* _EXTRAIT ÉTUDIÉ_:
Il vous souviendra peut-être,
messieurs, qu’à la session dernière j’ai présenté un tableau de ces
exportations, II était puise à des sources officielles ; vous y avez vu que 3/5
de navires étaient retournés sur lest, et que parmi ceux qui figuraient comme
sortis avec chargement, il s’en est trouvé qui en effet avaient pris à bord,
les uns quelques kilos d’étoupe, d’autres 3 on 4 brouettes de houille ; il en
est même du port d’environ 500 tonneaux qui avaient chargé un hectolitre de
genièvre, et cependant des navires étaient venus vomir sur nos rivages des
masses d’objets en partie manufacturés.
II est temps d’arrêter ces
débordements ; vous ferez, messieurs, pour les industries qui se trouvent dans
une position analogue, ce que la sagesse du congrès a fait pour la forgerie, et
c’est à l’ombre du droit protecteur qu’elle a établi que se sont élevés ces
nombreux fourneaux au coak qui font aujourd’hui l’orgueil du pays, et
cependant, malgré cette protection, ils ont failli succomber naguères sous le
poids de la crise américaine qui avait exercé une telle influence sur
l’Angleterre, que celle-ci, surchargée de l’énorme quantité de fer qu’elle
avait destinée pour l’Amérique, fut forcée de franchir nos douanes, et le fer
anglais s’est présenté sur nos marchés, qu’il aurait envahis entièrement si les
affaires américaines n’avaient repris un aspect plus satisfaisant.
Il n’y a guère que deux mois
que cette industrie a été traînée ainsi au bord de l’abîme, et si elle eût été
moins protégée, elle succombait infailliblement.

* _ÉNONCÉ A_:
Réécrivez le passage du texte sur la protection des industries qui va de «II est temps» jusqu'à «aspect plus satisfaisant.», en remplaçant «forgerie» par «sidérurgie».

* _JEU DE DONNÉES_:
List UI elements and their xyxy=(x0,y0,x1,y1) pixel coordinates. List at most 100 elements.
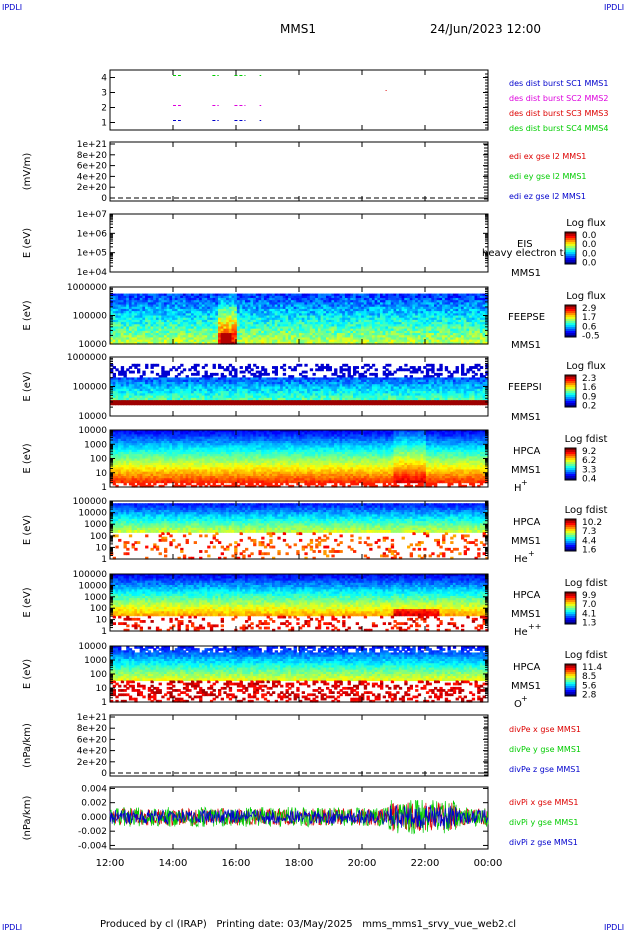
spec-cell xyxy=(293,317,297,321)
spec-cell xyxy=(269,324,273,328)
spec-cell xyxy=(293,333,297,336)
spec-cell xyxy=(253,333,257,336)
spec-cell xyxy=(255,337,260,341)
spec-cell xyxy=(326,341,330,345)
spec-cell xyxy=(185,330,189,334)
spec-cell xyxy=(420,324,424,328)
spec-cell xyxy=(334,313,338,317)
spec-cell xyxy=(185,391,189,394)
spec-cell xyxy=(299,384,303,388)
spec-cell xyxy=(342,337,346,341)
spec-cell xyxy=(393,341,397,345)
spec-cell xyxy=(263,397,268,401)
spec-cell xyxy=(223,341,227,345)
spec-cell xyxy=(280,326,284,330)
spec-cell xyxy=(145,326,149,330)
spec-cell xyxy=(220,293,224,297)
spec-cell xyxy=(461,330,465,334)
spec-cell xyxy=(182,328,187,332)
spec-cell xyxy=(212,366,216,369)
spec-cell xyxy=(223,402,227,406)
spec-cell xyxy=(442,335,446,339)
spec-cell xyxy=(196,363,200,367)
spec-cell xyxy=(385,324,389,328)
spec-cell xyxy=(263,302,268,306)
spec-cell xyxy=(444,293,449,297)
spec-cell xyxy=(293,328,297,332)
spec-cell xyxy=(180,397,184,401)
spec-cell xyxy=(439,328,443,332)
spec-cell xyxy=(342,311,346,314)
spec-cell xyxy=(128,341,133,345)
spec-cell xyxy=(282,402,287,406)
spec-cell xyxy=(255,308,260,312)
spec-cell xyxy=(277,337,281,341)
spec-cell xyxy=(174,388,179,392)
spec-cell xyxy=(201,319,206,323)
spec-cell xyxy=(369,319,373,323)
spec-cell xyxy=(347,302,351,306)
spec-cell xyxy=(347,317,351,321)
spec-cell xyxy=(442,311,446,314)
spec-cell xyxy=(479,308,484,312)
spec-cell xyxy=(390,293,395,297)
spec-cell xyxy=(417,337,422,341)
spec-cell xyxy=(369,393,373,397)
spec-cell xyxy=(398,326,403,330)
spec-cell xyxy=(272,379,276,383)
spec-cell xyxy=(277,335,281,339)
spec-cell xyxy=(320,313,324,317)
spec-cell xyxy=(307,306,311,310)
spec-cell xyxy=(477,326,481,330)
colorbar-cell xyxy=(565,319,576,322)
spec-cell xyxy=(274,319,278,323)
spec-cell xyxy=(177,300,181,303)
spec-cell xyxy=(218,315,222,319)
spec-cell xyxy=(309,397,314,401)
spec-cell xyxy=(204,297,208,301)
spec-cell xyxy=(304,379,308,383)
spec-cell xyxy=(339,315,343,319)
spec-cell xyxy=(307,313,311,317)
spec-cell xyxy=(142,319,146,323)
spec-cell xyxy=(328,328,332,332)
spec-cell xyxy=(199,306,203,310)
spec-cell xyxy=(479,315,484,319)
spec-cell xyxy=(142,317,146,321)
spec-cell xyxy=(274,395,278,399)
spec-cell xyxy=(185,402,189,406)
spec-cell xyxy=(350,395,354,399)
spec-cell xyxy=(209,397,214,401)
spec-cell xyxy=(369,330,373,334)
spec-cell xyxy=(220,326,224,330)
spec-cell xyxy=(247,335,251,339)
spec-cell xyxy=(304,322,308,325)
spec-cell xyxy=(272,315,276,319)
spec-cell xyxy=(280,381,284,385)
spec-cell xyxy=(272,384,276,388)
spec-cell xyxy=(212,335,216,339)
spec-cell xyxy=(269,302,273,306)
spec-cell xyxy=(128,397,133,401)
spec-cell xyxy=(201,386,206,390)
spec-cell xyxy=(169,395,173,399)
spec-cell xyxy=(304,304,308,308)
colorbar-tick-2: 0.0 xyxy=(582,249,597,259)
spec-cell xyxy=(479,317,484,321)
spec-cell xyxy=(193,400,197,403)
spec-cell xyxy=(315,311,319,314)
spec-cell xyxy=(253,377,257,381)
spec-cell xyxy=(263,300,268,303)
spec-cell xyxy=(439,333,443,336)
spec-cell xyxy=(282,388,287,392)
spec-cell xyxy=(204,326,208,330)
spec-cell xyxy=(174,391,179,394)
spec-cell xyxy=(471,326,476,330)
spec-cell xyxy=(255,381,260,385)
spec-cell xyxy=(363,326,368,330)
spec-cell xyxy=(193,333,197,336)
spec-cell xyxy=(353,333,357,336)
spec-cell xyxy=(444,306,449,310)
spec-cell xyxy=(147,324,152,328)
spec-cell xyxy=(112,388,116,392)
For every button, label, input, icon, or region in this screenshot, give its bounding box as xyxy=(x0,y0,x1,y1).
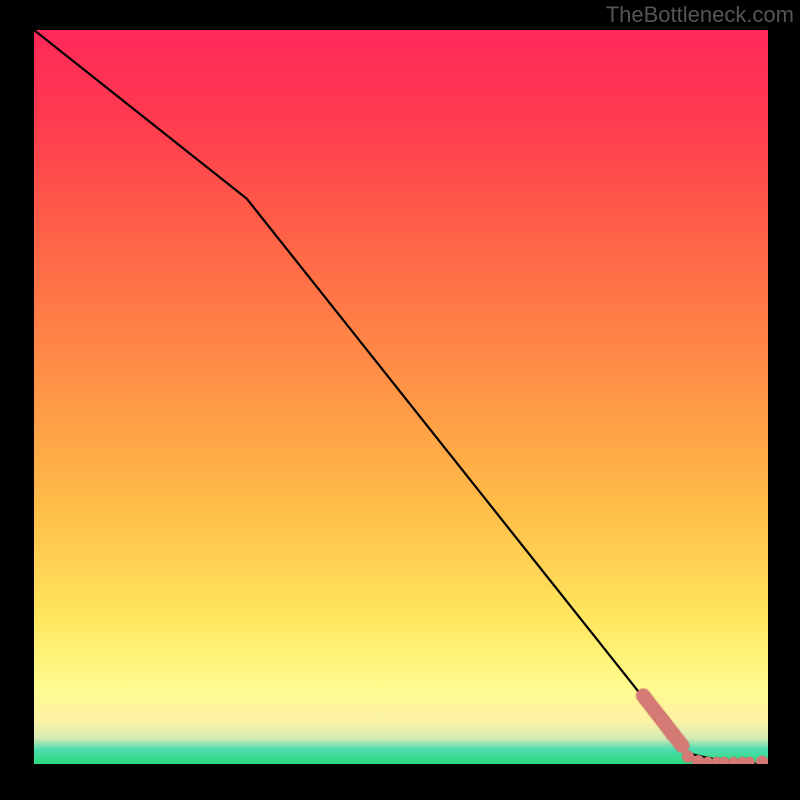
marker-dot xyxy=(745,757,755,764)
marker-dot xyxy=(756,756,768,764)
attribution-label: TheBottleneck.com xyxy=(606,0,800,28)
marker-dot xyxy=(719,757,729,764)
chart-canvas xyxy=(34,30,768,764)
chart-background xyxy=(34,30,768,764)
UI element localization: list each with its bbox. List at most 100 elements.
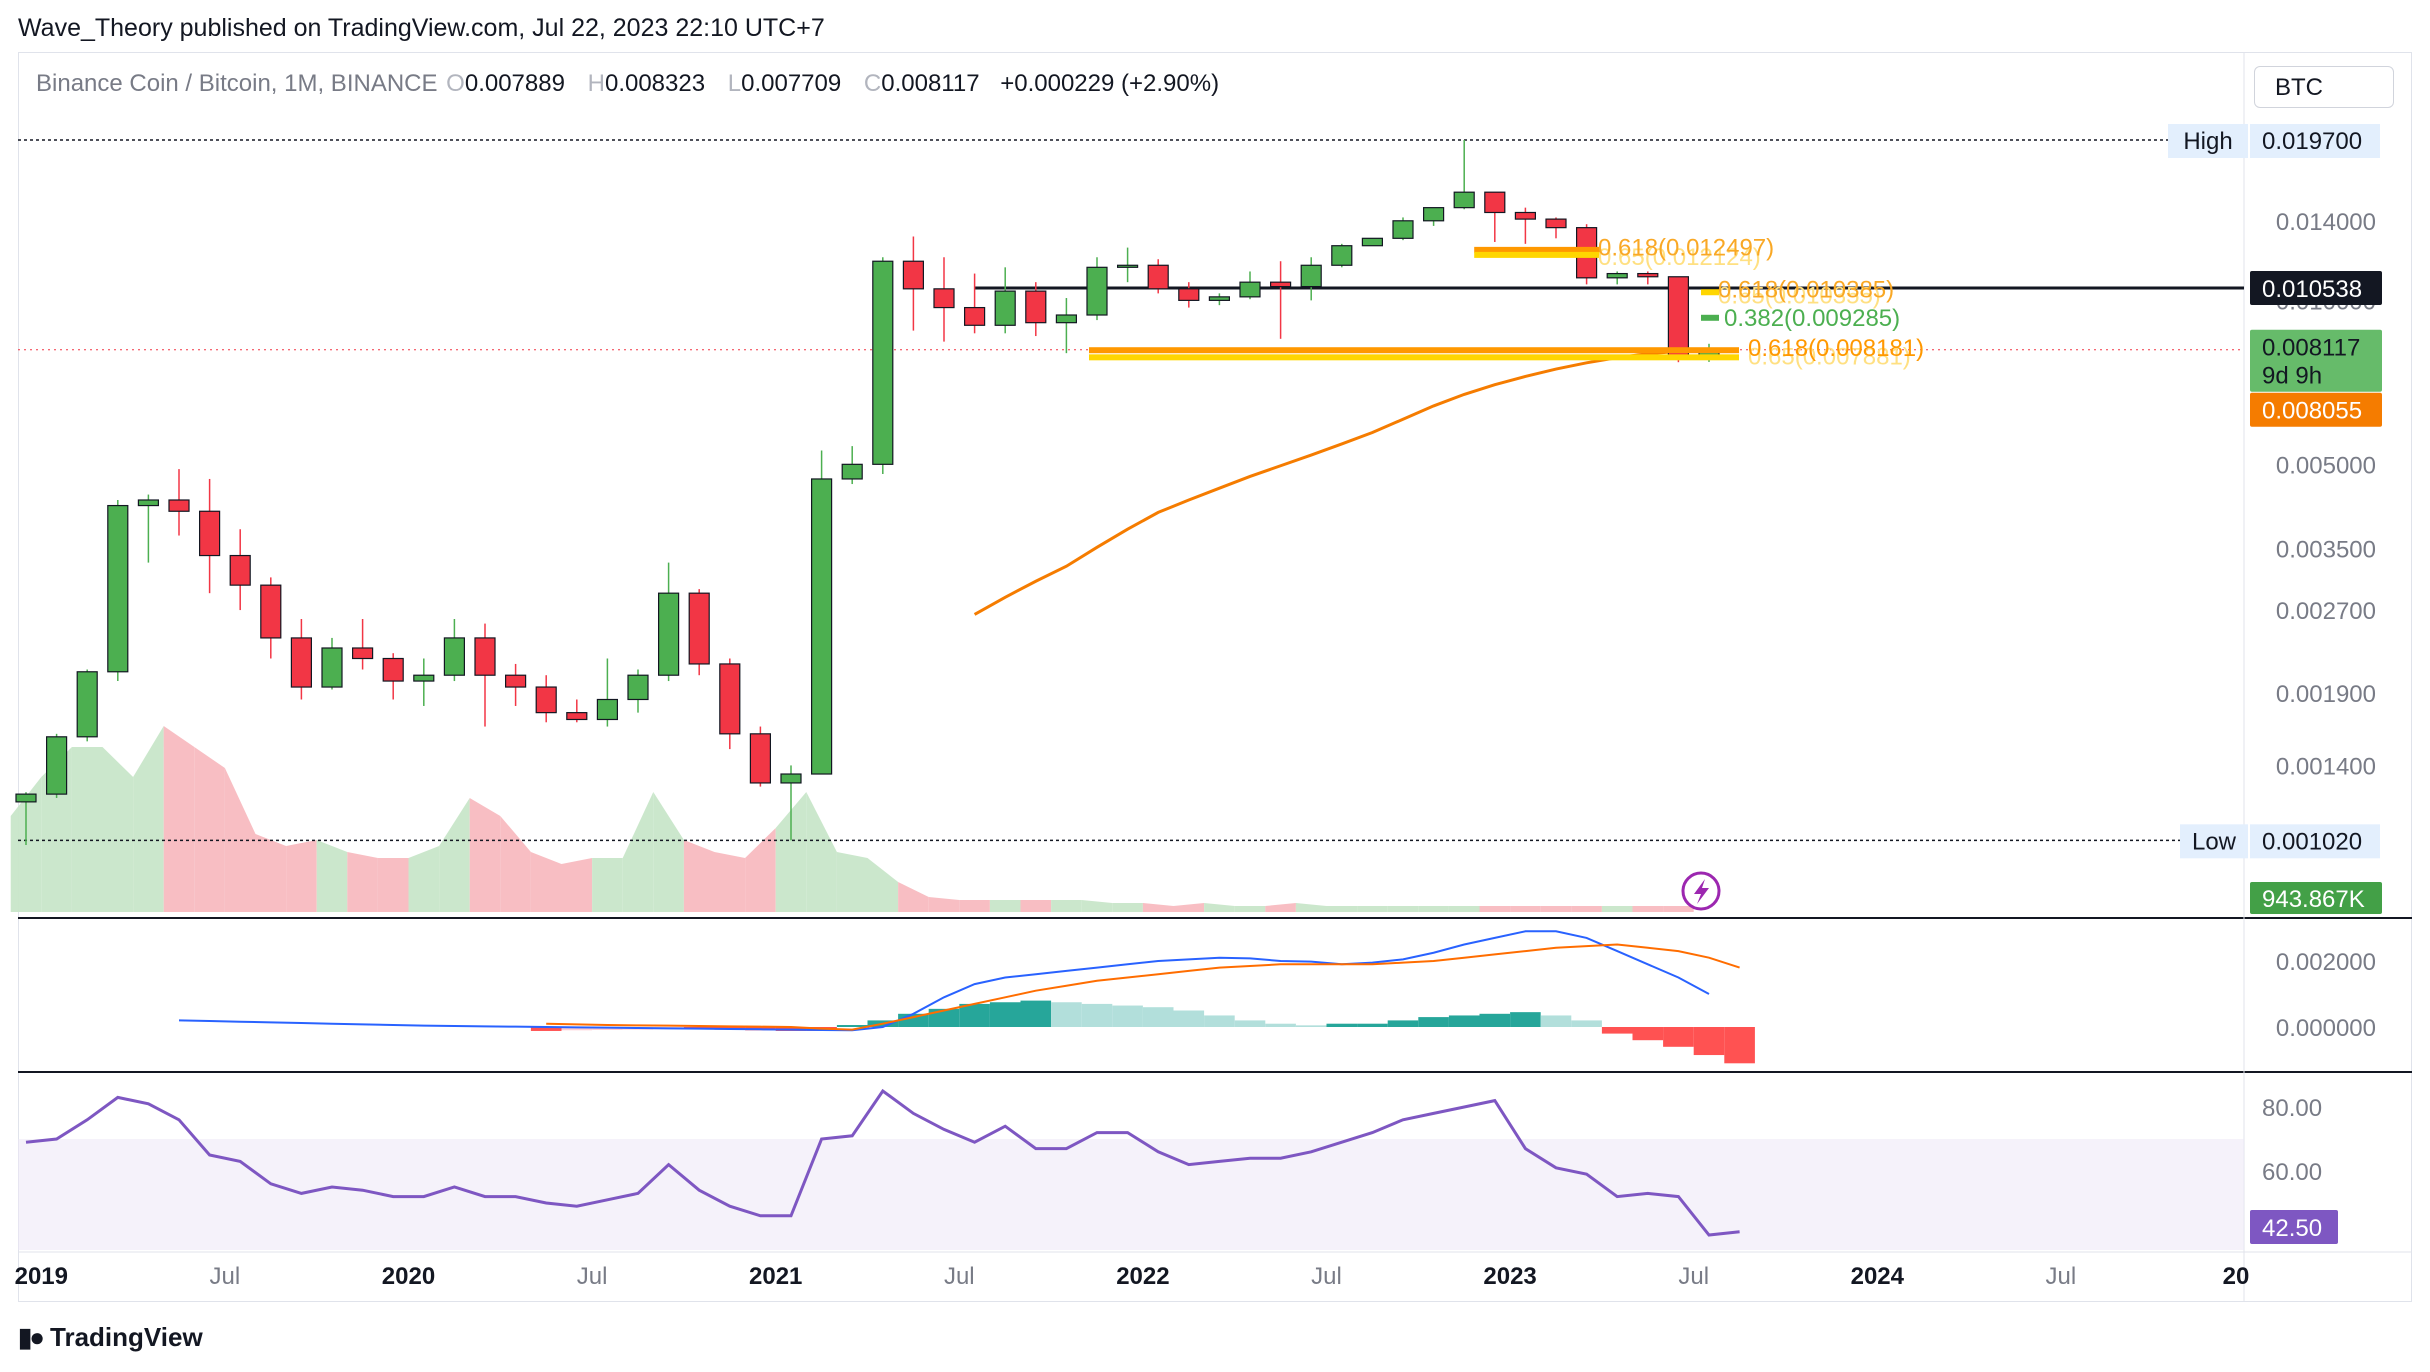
time-axis-label: 2020 [382,1263,435,1290]
lightning-icon[interactable] [1681,871,1721,911]
candle-body [199,510,221,557]
volume-bar [1173,903,1205,912]
horizontal-lines [18,139,2244,842]
candle-body [872,260,894,465]
volume-bar [1326,906,1358,912]
volume-bar [102,747,134,912]
currency-button[interactable]: BTC [2254,66,2394,108]
macd-histogram-bar [959,1003,990,1027]
candle-body [352,647,374,660]
candle-body [137,499,159,507]
macd-histogram-bar [1693,1027,1725,1056]
macd-histogram-bar [1020,1000,1052,1027]
volume-bar [989,900,1021,912]
candle-body [1667,276,1690,358]
macd-histogram-bar [1448,1015,1480,1027]
time-axis-label: 20 [2223,1263,2250,1290]
volume-bar [377,858,409,912]
candle-body [841,463,863,480]
volume-tag-label: 943.867K [2262,886,2365,913]
close-key: C [863,70,882,97]
candle-body [1606,272,1628,279]
volume-bar [836,852,868,912]
candle-body [413,674,435,682]
candle-body [1208,296,1231,301]
rsi-value-label: 42.50 [2262,1215,2322,1242]
rsi-line [25,1088,1740,1237]
high-value-label: 0.019700 [2262,128,2362,155]
time-axis-label: 2022 [1116,1263,1169,1290]
time-axis-label: Jul [210,1263,241,1290]
macd-histogram-bar [1601,1027,1633,1034]
fib-mid-mark [1701,289,1719,296]
volume-bar [316,840,348,912]
volume-bar [1448,906,1480,912]
volume-bar [1081,900,1113,912]
candle-body [290,637,312,688]
volume-bar [71,747,103,912]
candle-body [1422,207,1445,222]
macd-histogram-bar [1418,1017,1449,1027]
candle-body [688,592,710,665]
candle-body [749,733,772,784]
volume-bar [1112,903,1143,912]
volume-bar [163,726,195,912]
macd-histogram-bar [1051,1002,1082,1027]
volume-bar [714,852,746,912]
volume-bar [1479,906,1511,912]
macd-histogram-bar [1510,1012,1541,1027]
candle-body [107,504,129,673]
tradingview-logo-icon: ▮● [18,1322,45,1352]
tradingview-logo[interactable]: ▮● TradingView [18,1322,203,1353]
candle-body [933,288,955,309]
volume-bar [683,840,715,912]
volume-bar [1142,903,1174,912]
volume-bar [622,792,654,912]
candle-body [1116,264,1139,268]
volume-bar [500,816,531,912]
candle-body [963,306,986,326]
time-axis-label: Jul [944,1263,975,1290]
fib-annotations: 0.65(0.012124)0.618(0.012497) 0.65(0.0103… [1089,235,1924,371]
time-axis-label: Jul [1678,1263,1709,1290]
candle-body [1239,281,1261,298]
last-price-tag-bg [2250,329,2382,392]
candle-body [627,674,649,701]
price-tick-label: 0.001400 [2276,753,2376,780]
candles[interactable] [15,140,1720,845]
low-value: 0.007709 [741,70,842,97]
symbol-title[interactable]: Binance Coin / Bitcoin, 1M, BINANCE [36,70,438,97]
macd-histogram-bar [1571,1020,1602,1027]
fib-mid-label: 0.618(0.010385) [1718,277,1894,304]
candle-body [902,260,925,290]
volume-bar [653,792,684,912]
ema-tag-label: 0.008055 [2262,398,2362,425]
volume-bar [530,852,562,912]
time-axis-label: 2023 [1483,1263,1536,1290]
macd-signal-line [546,943,1740,1031]
fib-low-shadow-label: 0.65(0.007881) [1748,344,1911,371]
candle-body [321,647,343,688]
candle-body [1025,290,1047,324]
candle-body [382,657,404,682]
macd-histogram-bar [1265,1023,1296,1027]
low-tag-bg [2180,824,2248,859]
candle-body [1178,288,1200,301]
volume-bar [775,792,807,912]
volume-bar [806,792,837,912]
volume-bar [1540,906,1572,912]
time-axis-label: 2019 [15,1263,68,1290]
fib-zone-orange [1089,347,1739,354]
volume-bar [1387,906,1419,912]
candle-body [168,499,190,512]
fib-top-label: 0.618(0.012497) [1598,235,1774,262]
low-value-label: 0.001020 [2262,828,2362,855]
candle-body [596,698,619,721]
ema-line [973,349,1679,616]
last-price-label: 0.008117 [2262,335,2360,362]
fib-zone-top-yellow [1474,251,1601,258]
price-tick-label: 0.002700 [2276,598,2376,625]
candle-body [657,592,680,676]
volume-bar [286,840,317,912]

* _ÉNONCÉ B_:
Dans la liste, recopiez à l'identique les lignes qui vont de celle contenant «marker-dot xyxy=(745,757,755,764)» jusqu'à celle contenant «UI element localization: list», ces deux lignes comprises.

* _CORRIGÉ A_:
II est temps d’arrêter ces
débordements ; vous ferez, messieurs, pour les industries qui se trouvent dans
une position analogue, ce que la sagesse du congrès a fait pour la sidérurgie, et
c’est à l’ombre du droit protecteur qu’elle a établi que se sont élevés ces
nombreux fourneaux au coak qui font aujourd’hui l’orgueil du pays, et
cependant, malgré cette protection, ils ont failli succomber naguères sous le
poids de la crise américaine qui avait exercé une telle influence sur
l’Angleterre, que celle-ci, surchargée de l’énorme quantité de fer qu’elle
avait destinée pour l’Amérique, fut forcée de franchir nos douanes, et le fer
anglais s’est présenté sur nos marchés, qu’il aurait envahis entièrement si les
affaires américaines n’avaient repris un aspect plus satisfaisant.

* _CORRIGÉ B_:
marker-dot xyxy=(745,757,755,764)
marker-dot xyxy=(756,756,768,764)
attribution-label: TheBottleneck.com xyxy=(606,0,800,28)
marker-dot xyxy=(719,757,729,764)
chart-canvas xyxy=(34,30,768,764)
chart-background xyxy=(34,30,768,764)
UI element localization: list each with its bbox. List at most 100 elements.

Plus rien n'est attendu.